• **Exercise objective**
Gather every line below where "dengan" appears.

• **Materials provided**
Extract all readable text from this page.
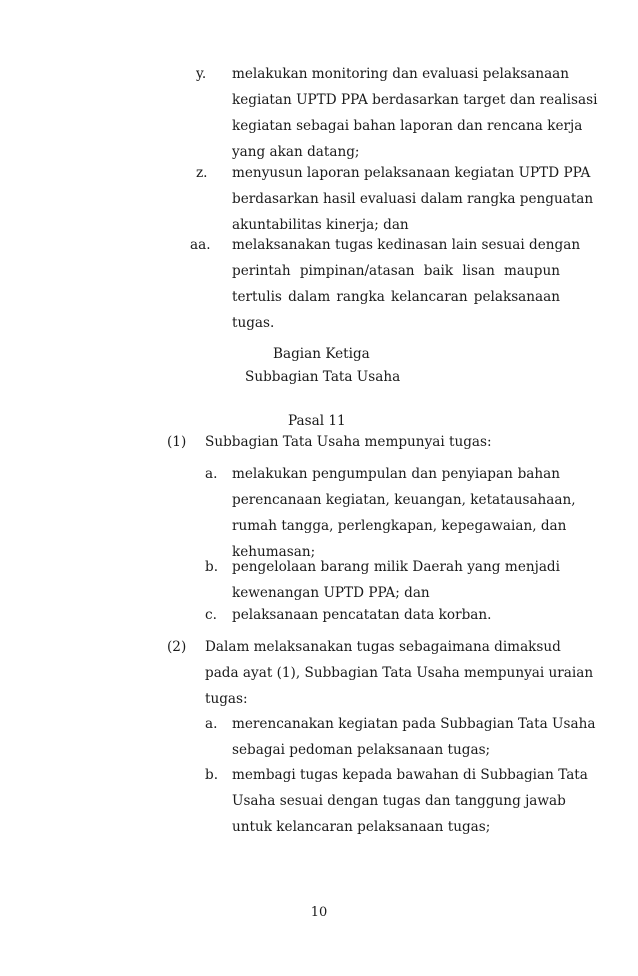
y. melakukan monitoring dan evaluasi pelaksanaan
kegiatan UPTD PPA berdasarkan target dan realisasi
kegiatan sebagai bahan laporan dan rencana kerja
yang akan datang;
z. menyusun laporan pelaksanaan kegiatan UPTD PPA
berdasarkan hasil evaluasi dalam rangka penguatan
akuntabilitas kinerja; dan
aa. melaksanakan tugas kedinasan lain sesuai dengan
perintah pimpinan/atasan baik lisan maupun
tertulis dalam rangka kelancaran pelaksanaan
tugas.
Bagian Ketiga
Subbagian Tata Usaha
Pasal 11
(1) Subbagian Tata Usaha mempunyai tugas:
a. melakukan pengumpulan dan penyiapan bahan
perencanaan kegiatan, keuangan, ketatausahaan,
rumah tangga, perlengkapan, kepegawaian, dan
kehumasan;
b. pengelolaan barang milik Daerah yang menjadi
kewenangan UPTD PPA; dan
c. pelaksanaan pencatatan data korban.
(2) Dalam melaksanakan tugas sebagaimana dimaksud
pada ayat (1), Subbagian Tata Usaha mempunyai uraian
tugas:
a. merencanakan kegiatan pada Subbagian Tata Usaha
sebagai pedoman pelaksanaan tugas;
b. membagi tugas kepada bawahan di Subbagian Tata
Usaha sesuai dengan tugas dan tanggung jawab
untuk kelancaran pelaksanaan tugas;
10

--

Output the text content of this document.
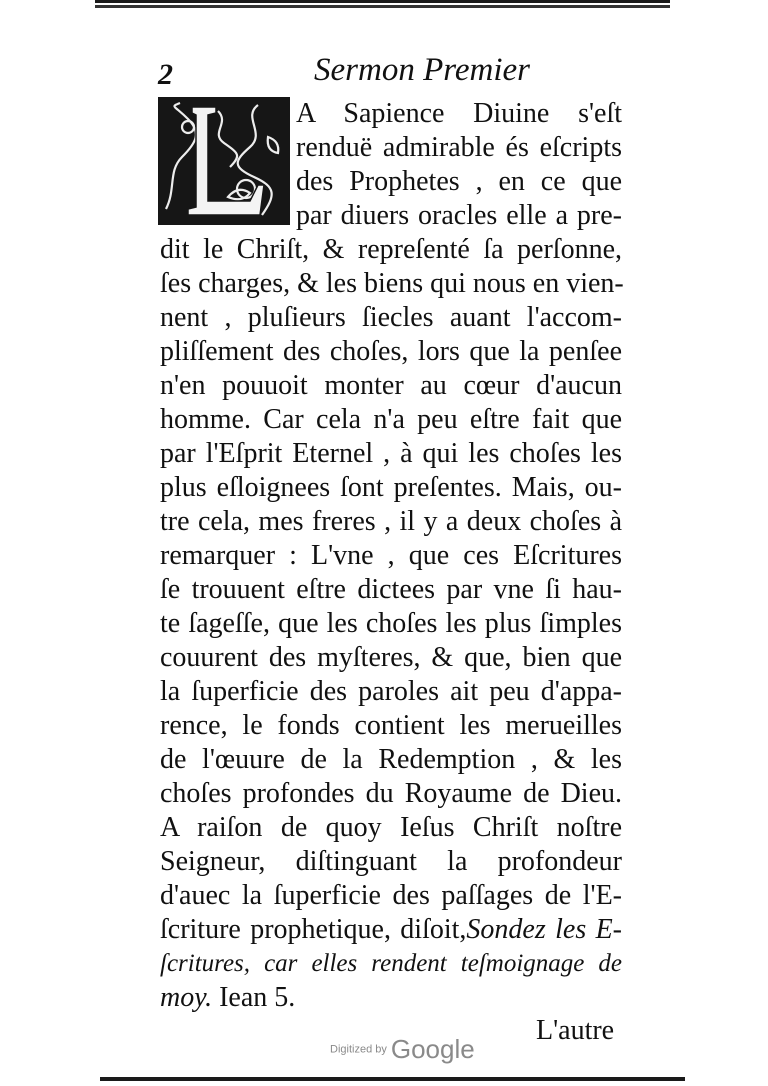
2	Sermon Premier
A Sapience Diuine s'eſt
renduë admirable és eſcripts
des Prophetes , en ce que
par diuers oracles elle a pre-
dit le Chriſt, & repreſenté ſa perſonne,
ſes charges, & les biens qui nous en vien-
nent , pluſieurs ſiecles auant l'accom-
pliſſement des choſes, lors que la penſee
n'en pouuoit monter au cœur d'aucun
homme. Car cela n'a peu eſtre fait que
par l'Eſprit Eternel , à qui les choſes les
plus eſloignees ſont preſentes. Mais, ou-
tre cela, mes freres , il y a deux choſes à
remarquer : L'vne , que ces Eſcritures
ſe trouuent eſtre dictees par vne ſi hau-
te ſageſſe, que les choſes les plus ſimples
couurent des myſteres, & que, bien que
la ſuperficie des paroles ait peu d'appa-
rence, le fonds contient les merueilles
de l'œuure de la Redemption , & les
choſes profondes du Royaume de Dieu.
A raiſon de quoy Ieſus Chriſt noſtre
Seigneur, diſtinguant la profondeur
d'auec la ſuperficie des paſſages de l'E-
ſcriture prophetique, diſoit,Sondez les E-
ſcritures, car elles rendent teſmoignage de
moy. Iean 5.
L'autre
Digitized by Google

• **Solved problem**
aa. melaksanakan tugas kedinasan lain sesuai dengan
Usaha sesuai dengan tugas dan tanggung jawab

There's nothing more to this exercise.